• **What to work on**
Scan the records and identify every line in which the string "Zeitstrahl" occurs, then return those lines.

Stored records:
══════════
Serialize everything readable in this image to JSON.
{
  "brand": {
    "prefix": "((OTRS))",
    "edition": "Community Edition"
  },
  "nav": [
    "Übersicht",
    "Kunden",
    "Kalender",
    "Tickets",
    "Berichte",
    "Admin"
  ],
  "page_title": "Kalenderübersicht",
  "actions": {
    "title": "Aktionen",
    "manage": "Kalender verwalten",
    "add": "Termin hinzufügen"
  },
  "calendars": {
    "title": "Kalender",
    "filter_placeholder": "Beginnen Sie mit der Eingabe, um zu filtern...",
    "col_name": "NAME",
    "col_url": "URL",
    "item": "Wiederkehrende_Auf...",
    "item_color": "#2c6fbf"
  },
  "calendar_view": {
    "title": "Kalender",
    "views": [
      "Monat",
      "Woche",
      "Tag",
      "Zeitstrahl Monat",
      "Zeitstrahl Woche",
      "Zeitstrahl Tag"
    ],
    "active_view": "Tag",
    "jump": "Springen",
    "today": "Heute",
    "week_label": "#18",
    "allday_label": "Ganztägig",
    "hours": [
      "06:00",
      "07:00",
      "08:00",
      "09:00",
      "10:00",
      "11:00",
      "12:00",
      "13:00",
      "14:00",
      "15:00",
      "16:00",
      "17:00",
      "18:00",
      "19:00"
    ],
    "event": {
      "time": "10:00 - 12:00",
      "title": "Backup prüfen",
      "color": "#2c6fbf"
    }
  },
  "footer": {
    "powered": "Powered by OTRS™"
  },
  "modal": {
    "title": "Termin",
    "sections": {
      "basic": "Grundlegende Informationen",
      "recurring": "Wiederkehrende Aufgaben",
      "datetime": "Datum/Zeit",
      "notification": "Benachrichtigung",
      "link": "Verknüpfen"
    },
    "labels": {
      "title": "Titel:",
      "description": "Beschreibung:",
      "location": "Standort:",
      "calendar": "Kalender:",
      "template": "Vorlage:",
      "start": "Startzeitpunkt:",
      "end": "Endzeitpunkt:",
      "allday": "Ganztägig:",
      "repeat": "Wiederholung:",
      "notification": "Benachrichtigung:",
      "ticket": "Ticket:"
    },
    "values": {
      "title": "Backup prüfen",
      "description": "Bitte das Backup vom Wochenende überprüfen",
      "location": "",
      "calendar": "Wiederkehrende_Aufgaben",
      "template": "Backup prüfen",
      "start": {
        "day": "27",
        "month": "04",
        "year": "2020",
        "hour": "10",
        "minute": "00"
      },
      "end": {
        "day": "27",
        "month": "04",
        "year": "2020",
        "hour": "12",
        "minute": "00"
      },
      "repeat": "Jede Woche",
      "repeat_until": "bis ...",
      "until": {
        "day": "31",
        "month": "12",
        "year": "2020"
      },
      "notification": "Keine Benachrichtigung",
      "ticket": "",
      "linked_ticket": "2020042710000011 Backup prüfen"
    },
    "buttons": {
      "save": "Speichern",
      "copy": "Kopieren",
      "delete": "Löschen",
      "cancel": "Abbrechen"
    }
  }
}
══════════
• **Exercise result**
      "Zeitstrahl Monat",
      "Zeitstrahl Woche",
      "Zeitstrahl Tag"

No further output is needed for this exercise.